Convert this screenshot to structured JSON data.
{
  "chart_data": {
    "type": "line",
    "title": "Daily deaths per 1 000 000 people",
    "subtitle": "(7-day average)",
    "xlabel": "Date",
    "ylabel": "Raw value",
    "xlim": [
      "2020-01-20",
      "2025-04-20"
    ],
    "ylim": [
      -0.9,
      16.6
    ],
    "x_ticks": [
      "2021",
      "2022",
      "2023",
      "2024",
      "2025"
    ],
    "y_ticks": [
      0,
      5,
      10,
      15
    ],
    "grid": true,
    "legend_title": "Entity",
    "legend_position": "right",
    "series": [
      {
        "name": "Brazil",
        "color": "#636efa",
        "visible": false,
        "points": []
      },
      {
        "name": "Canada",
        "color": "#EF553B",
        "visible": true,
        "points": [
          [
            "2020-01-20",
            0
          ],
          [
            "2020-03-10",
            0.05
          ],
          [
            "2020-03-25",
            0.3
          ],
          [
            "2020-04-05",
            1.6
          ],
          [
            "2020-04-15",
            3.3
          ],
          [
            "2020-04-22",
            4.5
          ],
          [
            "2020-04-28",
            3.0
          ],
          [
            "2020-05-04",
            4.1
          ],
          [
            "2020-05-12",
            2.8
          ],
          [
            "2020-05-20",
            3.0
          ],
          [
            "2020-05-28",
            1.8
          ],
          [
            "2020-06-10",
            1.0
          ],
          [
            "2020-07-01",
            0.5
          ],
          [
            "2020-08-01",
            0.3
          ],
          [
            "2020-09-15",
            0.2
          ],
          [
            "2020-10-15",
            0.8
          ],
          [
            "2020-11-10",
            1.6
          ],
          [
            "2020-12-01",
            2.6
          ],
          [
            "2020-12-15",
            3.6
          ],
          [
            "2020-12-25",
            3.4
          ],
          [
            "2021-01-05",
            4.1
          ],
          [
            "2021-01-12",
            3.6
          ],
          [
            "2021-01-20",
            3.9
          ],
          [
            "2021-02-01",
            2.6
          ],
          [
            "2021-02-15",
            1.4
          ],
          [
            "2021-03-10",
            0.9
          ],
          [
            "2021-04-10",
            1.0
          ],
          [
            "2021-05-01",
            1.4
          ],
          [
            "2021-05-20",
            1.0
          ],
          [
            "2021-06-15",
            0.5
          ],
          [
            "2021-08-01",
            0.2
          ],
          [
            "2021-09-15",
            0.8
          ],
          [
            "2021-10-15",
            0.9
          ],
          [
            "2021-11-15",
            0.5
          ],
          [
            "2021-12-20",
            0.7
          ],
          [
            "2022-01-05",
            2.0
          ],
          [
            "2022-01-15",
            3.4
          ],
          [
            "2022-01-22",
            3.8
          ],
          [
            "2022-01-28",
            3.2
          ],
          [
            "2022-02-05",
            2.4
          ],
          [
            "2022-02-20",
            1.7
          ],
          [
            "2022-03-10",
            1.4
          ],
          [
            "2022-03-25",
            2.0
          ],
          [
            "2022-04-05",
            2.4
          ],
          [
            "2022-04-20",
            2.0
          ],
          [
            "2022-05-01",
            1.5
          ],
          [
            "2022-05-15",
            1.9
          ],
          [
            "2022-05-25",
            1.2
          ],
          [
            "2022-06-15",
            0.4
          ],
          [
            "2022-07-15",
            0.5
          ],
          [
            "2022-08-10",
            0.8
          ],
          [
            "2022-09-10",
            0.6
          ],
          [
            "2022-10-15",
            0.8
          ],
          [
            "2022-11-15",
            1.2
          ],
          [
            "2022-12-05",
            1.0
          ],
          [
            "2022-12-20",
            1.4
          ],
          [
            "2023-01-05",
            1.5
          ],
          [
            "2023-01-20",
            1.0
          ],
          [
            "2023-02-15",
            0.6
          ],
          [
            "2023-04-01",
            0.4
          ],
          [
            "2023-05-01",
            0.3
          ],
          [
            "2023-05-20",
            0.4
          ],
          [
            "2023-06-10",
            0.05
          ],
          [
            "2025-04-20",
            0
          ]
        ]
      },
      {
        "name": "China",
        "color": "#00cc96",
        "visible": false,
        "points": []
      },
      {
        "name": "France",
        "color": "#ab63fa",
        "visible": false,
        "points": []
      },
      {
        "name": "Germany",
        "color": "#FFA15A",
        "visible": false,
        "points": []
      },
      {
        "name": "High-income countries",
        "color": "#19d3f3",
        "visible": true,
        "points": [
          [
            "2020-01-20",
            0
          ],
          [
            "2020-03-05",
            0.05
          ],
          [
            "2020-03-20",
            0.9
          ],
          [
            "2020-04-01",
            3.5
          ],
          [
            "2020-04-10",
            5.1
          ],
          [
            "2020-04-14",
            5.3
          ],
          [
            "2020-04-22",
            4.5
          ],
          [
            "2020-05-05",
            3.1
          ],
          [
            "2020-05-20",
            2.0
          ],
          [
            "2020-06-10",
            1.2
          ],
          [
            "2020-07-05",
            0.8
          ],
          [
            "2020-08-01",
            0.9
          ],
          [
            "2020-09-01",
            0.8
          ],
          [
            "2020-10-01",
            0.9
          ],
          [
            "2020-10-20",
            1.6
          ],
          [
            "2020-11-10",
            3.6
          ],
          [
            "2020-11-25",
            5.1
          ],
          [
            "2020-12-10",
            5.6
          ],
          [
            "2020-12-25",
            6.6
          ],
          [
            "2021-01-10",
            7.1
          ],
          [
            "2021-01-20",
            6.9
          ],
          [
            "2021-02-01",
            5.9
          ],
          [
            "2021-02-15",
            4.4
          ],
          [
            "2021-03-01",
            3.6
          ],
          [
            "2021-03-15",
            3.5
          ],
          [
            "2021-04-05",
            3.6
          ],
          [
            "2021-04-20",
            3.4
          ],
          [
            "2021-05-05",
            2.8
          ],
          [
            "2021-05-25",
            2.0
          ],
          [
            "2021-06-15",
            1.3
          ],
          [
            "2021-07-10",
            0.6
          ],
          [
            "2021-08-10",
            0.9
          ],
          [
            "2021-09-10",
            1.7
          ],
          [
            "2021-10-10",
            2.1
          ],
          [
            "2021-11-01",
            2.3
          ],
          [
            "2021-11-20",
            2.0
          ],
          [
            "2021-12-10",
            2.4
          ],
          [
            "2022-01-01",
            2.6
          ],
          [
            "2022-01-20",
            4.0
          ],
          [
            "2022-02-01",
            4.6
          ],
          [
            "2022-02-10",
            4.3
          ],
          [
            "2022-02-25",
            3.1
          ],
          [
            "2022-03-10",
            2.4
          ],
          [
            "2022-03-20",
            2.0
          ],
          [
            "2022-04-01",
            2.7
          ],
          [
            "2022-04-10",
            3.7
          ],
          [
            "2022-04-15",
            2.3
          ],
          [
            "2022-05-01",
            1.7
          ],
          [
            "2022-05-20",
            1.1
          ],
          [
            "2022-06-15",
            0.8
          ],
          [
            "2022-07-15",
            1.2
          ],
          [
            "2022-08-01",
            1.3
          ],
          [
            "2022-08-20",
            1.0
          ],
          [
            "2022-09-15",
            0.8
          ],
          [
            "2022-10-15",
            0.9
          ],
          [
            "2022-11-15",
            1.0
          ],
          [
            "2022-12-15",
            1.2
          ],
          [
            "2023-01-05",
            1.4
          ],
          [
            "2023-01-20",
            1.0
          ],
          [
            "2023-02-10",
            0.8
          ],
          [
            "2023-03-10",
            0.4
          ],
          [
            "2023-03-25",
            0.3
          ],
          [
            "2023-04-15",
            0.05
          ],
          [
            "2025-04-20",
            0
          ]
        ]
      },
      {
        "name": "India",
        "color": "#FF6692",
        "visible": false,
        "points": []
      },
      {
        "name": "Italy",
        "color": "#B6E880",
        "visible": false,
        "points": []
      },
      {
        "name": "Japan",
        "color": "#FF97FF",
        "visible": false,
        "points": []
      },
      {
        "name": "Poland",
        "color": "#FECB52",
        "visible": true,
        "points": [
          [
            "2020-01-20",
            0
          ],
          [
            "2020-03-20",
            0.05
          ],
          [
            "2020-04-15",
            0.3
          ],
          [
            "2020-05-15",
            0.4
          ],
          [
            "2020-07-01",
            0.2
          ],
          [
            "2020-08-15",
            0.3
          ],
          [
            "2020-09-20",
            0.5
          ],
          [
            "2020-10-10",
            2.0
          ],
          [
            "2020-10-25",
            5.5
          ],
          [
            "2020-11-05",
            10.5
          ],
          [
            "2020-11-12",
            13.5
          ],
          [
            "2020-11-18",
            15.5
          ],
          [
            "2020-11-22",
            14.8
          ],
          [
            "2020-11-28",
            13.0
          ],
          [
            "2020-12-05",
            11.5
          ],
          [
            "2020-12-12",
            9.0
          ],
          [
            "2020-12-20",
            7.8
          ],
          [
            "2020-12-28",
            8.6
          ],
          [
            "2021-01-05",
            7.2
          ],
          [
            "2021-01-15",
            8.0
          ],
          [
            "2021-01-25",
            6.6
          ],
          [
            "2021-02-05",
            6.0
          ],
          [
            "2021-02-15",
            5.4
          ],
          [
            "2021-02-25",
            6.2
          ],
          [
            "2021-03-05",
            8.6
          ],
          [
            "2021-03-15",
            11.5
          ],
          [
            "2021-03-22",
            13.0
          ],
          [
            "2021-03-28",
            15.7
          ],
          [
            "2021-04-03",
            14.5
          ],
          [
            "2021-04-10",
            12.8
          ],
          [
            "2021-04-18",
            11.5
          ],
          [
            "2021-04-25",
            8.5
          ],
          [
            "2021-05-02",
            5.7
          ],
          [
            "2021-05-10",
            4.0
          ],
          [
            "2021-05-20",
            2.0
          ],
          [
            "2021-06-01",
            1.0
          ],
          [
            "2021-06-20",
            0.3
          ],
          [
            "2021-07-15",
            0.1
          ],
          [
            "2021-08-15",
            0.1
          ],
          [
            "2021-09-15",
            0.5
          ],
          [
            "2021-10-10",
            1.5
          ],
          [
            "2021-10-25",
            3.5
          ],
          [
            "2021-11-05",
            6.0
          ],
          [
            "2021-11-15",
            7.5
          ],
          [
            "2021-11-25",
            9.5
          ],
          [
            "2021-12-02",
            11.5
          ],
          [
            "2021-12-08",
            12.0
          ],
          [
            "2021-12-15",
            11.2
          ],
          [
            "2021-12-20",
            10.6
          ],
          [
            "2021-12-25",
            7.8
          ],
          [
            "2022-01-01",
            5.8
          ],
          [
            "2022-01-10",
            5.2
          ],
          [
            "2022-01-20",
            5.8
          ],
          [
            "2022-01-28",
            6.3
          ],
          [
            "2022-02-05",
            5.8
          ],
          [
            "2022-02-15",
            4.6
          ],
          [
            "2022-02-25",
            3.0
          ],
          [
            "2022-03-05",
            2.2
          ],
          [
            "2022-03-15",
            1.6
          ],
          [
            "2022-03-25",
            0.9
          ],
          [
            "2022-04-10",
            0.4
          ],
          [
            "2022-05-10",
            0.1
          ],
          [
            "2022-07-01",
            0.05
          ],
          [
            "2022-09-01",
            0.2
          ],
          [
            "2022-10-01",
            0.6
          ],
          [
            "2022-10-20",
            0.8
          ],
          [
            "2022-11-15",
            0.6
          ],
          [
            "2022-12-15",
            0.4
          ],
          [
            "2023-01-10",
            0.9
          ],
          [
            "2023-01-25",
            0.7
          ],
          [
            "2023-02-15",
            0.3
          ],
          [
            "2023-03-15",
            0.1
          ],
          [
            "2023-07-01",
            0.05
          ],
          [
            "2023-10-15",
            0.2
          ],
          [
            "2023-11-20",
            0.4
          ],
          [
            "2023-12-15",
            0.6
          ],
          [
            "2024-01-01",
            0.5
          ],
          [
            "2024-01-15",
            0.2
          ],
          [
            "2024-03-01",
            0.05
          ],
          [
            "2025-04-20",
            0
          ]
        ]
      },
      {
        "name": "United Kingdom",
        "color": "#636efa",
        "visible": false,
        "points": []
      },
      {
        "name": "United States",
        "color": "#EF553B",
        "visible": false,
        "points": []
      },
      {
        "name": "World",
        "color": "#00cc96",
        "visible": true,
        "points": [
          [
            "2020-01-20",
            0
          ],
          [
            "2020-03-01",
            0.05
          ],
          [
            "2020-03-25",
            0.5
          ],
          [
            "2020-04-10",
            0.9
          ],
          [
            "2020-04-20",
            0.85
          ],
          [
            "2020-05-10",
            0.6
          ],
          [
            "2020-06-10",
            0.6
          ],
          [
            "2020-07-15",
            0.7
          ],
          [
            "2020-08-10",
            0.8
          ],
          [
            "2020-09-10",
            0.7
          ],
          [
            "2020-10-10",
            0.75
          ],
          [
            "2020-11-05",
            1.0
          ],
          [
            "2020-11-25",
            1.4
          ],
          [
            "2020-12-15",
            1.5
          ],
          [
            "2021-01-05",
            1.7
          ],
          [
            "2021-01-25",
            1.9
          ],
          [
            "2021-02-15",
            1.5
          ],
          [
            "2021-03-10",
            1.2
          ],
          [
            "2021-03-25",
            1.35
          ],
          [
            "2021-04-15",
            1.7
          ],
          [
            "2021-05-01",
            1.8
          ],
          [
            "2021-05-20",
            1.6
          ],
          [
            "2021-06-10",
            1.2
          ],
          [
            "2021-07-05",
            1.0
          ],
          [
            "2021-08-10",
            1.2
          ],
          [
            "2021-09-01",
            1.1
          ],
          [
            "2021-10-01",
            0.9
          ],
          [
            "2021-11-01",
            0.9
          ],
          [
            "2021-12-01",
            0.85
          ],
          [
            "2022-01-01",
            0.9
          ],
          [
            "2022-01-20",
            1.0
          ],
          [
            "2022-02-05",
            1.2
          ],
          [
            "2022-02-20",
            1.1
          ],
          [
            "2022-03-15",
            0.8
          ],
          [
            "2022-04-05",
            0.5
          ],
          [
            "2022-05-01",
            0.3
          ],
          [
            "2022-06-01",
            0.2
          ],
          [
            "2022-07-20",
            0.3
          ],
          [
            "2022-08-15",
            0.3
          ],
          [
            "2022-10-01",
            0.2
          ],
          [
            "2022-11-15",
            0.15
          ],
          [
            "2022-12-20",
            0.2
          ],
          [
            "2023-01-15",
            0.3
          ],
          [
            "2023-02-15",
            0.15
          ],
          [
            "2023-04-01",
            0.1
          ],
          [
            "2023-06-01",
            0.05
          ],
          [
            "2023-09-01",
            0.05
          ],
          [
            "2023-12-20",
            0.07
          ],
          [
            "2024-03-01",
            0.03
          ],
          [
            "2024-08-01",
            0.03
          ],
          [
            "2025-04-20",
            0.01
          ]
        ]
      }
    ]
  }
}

_____

▸ Requirements: Pull every line containing "United" out of the data above.

▸ Response below:
        "name": "United Kingdom",
        "name": "United States",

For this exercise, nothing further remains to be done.